-- OBJECTIVE --
Every record below should be printed exactly as it appears.

[Data entries]
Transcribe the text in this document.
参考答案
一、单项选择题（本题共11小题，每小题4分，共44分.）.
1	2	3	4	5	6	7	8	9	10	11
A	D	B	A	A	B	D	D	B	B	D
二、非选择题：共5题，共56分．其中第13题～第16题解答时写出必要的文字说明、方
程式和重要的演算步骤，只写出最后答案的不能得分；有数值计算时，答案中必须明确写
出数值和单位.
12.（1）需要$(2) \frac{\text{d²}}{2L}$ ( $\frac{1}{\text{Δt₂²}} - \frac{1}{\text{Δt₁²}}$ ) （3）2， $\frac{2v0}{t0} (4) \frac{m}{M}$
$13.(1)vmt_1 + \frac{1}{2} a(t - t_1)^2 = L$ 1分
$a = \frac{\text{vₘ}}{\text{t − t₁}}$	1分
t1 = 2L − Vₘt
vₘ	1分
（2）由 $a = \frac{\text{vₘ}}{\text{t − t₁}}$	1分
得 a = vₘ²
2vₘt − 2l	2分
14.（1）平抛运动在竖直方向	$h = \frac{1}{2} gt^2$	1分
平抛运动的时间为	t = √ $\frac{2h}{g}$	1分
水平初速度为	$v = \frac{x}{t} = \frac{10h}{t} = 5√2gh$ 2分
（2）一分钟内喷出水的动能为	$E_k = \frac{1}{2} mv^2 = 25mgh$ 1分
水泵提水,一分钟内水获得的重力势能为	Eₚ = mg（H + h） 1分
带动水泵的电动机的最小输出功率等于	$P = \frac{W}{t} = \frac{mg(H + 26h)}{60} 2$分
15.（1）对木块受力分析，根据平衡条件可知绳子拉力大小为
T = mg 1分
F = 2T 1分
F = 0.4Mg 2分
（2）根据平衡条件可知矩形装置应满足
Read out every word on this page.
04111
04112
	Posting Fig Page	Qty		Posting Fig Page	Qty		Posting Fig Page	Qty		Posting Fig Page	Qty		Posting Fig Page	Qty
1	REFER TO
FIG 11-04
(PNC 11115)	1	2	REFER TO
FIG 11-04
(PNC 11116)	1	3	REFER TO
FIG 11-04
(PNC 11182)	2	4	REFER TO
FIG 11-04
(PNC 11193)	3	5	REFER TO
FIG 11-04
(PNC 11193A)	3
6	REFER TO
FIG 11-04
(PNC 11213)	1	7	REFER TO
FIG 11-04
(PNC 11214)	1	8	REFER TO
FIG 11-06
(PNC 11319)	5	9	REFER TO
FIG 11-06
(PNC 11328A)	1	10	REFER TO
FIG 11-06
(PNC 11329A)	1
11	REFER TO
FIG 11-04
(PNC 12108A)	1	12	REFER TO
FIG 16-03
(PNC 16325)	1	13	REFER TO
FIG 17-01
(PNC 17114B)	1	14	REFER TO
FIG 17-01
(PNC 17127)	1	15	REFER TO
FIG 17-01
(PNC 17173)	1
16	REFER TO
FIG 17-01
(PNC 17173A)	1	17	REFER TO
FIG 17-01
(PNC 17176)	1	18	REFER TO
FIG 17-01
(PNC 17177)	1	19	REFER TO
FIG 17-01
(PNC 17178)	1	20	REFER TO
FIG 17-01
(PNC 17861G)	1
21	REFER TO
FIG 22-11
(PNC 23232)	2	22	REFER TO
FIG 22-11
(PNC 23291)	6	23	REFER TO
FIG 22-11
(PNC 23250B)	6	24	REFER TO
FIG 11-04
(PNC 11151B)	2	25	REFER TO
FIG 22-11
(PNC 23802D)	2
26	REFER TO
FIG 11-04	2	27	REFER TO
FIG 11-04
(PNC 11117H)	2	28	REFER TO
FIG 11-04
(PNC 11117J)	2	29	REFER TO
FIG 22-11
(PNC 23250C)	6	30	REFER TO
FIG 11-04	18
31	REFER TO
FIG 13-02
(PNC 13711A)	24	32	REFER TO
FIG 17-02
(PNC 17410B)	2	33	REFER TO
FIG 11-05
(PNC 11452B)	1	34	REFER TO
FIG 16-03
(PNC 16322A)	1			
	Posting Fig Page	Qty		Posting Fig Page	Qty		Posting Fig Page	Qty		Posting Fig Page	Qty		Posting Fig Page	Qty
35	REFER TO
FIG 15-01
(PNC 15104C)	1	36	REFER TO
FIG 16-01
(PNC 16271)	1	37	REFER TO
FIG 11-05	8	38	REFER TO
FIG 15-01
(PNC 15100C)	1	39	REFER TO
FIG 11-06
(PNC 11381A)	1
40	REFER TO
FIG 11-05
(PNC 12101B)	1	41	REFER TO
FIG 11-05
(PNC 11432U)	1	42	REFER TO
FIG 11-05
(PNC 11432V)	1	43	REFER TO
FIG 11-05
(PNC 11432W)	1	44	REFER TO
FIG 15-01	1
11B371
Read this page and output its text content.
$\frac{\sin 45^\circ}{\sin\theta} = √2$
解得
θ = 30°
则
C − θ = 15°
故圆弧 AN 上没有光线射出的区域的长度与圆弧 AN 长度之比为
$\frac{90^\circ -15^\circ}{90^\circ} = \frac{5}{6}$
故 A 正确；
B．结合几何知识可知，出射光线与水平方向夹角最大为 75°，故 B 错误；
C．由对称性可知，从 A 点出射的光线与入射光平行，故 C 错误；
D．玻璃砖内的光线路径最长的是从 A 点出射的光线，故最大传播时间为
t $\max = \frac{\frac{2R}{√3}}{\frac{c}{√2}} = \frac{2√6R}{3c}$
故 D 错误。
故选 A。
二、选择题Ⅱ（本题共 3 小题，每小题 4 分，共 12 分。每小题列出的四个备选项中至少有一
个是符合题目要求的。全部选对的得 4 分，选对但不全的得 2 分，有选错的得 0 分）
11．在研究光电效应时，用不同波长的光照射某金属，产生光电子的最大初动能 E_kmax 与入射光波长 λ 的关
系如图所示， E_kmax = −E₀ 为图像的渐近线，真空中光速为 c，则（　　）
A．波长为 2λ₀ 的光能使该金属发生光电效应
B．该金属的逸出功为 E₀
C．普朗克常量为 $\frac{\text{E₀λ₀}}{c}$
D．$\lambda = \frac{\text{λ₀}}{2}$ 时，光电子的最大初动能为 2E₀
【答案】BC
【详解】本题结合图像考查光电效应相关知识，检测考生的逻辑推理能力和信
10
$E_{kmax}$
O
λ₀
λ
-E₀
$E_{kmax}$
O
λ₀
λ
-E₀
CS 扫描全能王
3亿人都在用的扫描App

-- RESULT --
Transcribe the text in this document.
参考答案
一、单项选择题（本题共11小题，每小题4分，共44分.）.
1	2	3	4	5	6	7	8	9	10	11
A	D	B	A	A	B	D	D	B	B	D
二、非选择题：共5题，共56分．其中第13题～第16题解答时写出必要的文字说明、方
程式和重要的演算步骤，只写出最后答案的不能得分；有数值计算时，答案中必须明确写
出数值和单位.
12.（1）需要$(2) \frac{\text{d²}}{2L}$ ( $\frac{1}{\text{Δt₂²}} - \frac{1}{\text{Δt₁²}}$ ) （3）2， $\frac{2v0}{t0} (4) \frac{m}{M}$
$13.(1)vmt_1 + \frac{1}{2} a(t - t_1)^2 = L$ 1分
$a = \frac{\text{vₘ}}{\text{t − t₁}}$	1分
t1 = 2L − Vₘt
vₘ	1分
（2）由 $a = \frac{\text{vₘ}}{\text{t − t₁}}$	1分
得 a = vₘ²
2vₘt − 2l	2分
14.（1）平抛运动在竖直方向	$h = \frac{1}{2} gt^2$	1分
平抛运动的时间为	t = √ $\frac{2h}{g}$	1分
水平初速度为	$v = \frac{x}{t} = \frac{10h}{t} = 5√2gh$ 2分
（2）一分钟内喷出水的动能为	$E_k = \frac{1}{2} mv^2 = 25mgh$ 1分
水泵提水,一分钟内水获得的重力势能为	Eₚ = mg（H + h） 1分
带动水泵的电动机的最小输出功率等于	$P = \frac{W}{t} = \frac{mg(H + 26h)}{60} 2$分
15.（1）对木块受力分析，根据平衡条件可知绳子拉力大小为
T = mg 1分
F = 2T 1分
F = 0.4Mg 2分
（2）根据平衡条件可知矩形装置应满足
Read out every word on this page.
04111
04112
	Posting Fig Page	Qty		Posting Fig Page	Qty		Posting Fig Page	Qty		Posting Fig Page	Qty		Posting Fig Page	Qty
1	REFER TO
FIG 11-04
(PNC 11115)	1	2	REFER TO
FIG 11-04
(PNC 11116)	1	3	REFER TO
FIG 11-04
(PNC 11182)	2	4	REFER TO
FIG 11-04
(PNC 11193)	3	5	REFER TO
FIG 11-04
(PNC 11193A)	3
6	REFER TO
FIG 11-04
(PNC 11213)	1	7	REFER TO
FIG 11-04
(PNC 11214)	1	8	REFER TO
FIG 11-06
(PNC 11319)	5	9	REFER TO
FIG 11-06
(PNC 11328A)	1	10	REFER TO
FIG 11-06
(PNC 11329A)	1
11	REFER TO
FIG 11-04
(PNC 12108A)	1	12	REFER TO
FIG 16-03
(PNC 16325)	1	13	REFER TO
FIG 17-01
(PNC 17114B)	1	14	REFER TO
FIG 17-01
(PNC 17127)	1	15	REFER TO
FIG 17-01
(PNC 17173)	1
16	REFER TO
FIG 17-01
(PNC 17173A)	1	17	REFER TO
FIG 17-01
(PNC 17176)	1	18	REFER TO
FIG 17-01
(PNC 17177)	1	19	REFER TO
FIG 17-01
(PNC 17178)	1	20	REFER TO
FIG 17-01
(PNC 17861G)	1
21	REFER TO
FIG 22-11
(PNC 23232)	2	22	REFER TO
FIG 22-11
(PNC 23291)	6	23	REFER TO
FIG 22-11
(PNC 23250B)	6	24	REFER TO
FIG 11-04
(PNC 11151B)	2	25	REFER TO
FIG 22-11
(PNC 23802D)	2
26	REFER TO
FIG 11-04	2	27	REFER TO
FIG 11-04
(PNC 11117H)	2	28	REFER TO
FIG 11-04
(PNC 11117J)	2	29	REFER TO
FIG 22-11
(PNC 23250C)	6	30	REFER TO
FIG 11-04	18
31	REFER TO
FIG 13-02
(PNC 13711A)	24	32	REFER TO
FIG 17-02
(PNC 17410B)	2	33	REFER TO
FIG 11-05
(PNC 11452B)	1	34	REFER TO
FIG 16-03
(PNC 16322A)	1			
	Posting Fig Page	Qty		Posting Fig Page	Qty		Posting Fig Page	Qty		Posting Fig Page	Qty		Posting Fig Page	Qty
35	REFER TO
FIG 15-01
(PNC 15104C)	1	36	REFER TO
FIG 16-01
(PNC 16271)	1	37	REFER TO
FIG 11-05	8	38	REFER TO
FIG 15-01
(PNC 15100C)	1	39	REFER TO
FIG 11-06
(PNC 11381A)	1
40	REFER TO
FIG 11-05
(PNC 12101B)	1	41	REFER TO
FIG 11-05
(PNC 11432U)	1	42	REFER TO
FIG 11-05
(PNC 11432V)	1	43	REFER TO
FIG 11-05
(PNC 11432W)	1	44	REFER TO
FIG 15-01	1
11B371
Read this page and output its text content.
$\frac{\sin 45^\circ}{\sin\theta} = √2$
解得
θ = 30°
则
C − θ = 15°
故圆弧 AN 上没有光线射出的区域的长度与圆弧 AN 长度之比为
$\frac{90^\circ -15^\circ}{90^\circ} = \frac{5}{6}$
故 A 正确；
B．结合几何知识可知，出射光线与水平方向夹角最大为 75°，故 B 错误；
C．由对称性可知，从 A 点出射的光线与入射光平行，故 C 错误；
D．玻璃砖内的光线路径最长的是从 A 点出射的光线，故最大传播时间为
t $\max = \frac{\frac{2R}{√3}}{\frac{c}{√2}} = \frac{2√6R}{3c}$
故 D 错误。
故选 A。
二、选择题Ⅱ（本题共 3 小题，每小题 4 分，共 12 分。每小题列出的四个备选项中至少有一
个是符合题目要求的。全部选对的得 4 分，选对但不全的得 2 分，有选错的得 0 分）
11．在研究光电效应时，用不同波长的光照射某金属，产生光电子的最大初动能 E_kmax 与入射光波长 λ 的关
系如图所示， E_kmax = −E₀ 为图像的渐近线，真空中光速为 c，则（　　）
A．波长为 2λ₀ 的光能使该金属发生光电效应
B．该金属的逸出功为 E₀
C．普朗克常量为 $\frac{\text{E₀λ₀}}{c}$
D．$\lambda = \frac{\text{λ₀}}{2}$ 时，光电子的最大初动能为 2E₀
【答案】BC
【详解】本题结合图像考查光电效应相关知识，检测考生的逻辑推理能力和信
10
$E_{kmax}$
O
λ₀
λ
-E₀
$E_{kmax}$
O
λ₀
λ
-E₀
CS 扫描全能王
3亿人都在用的扫描App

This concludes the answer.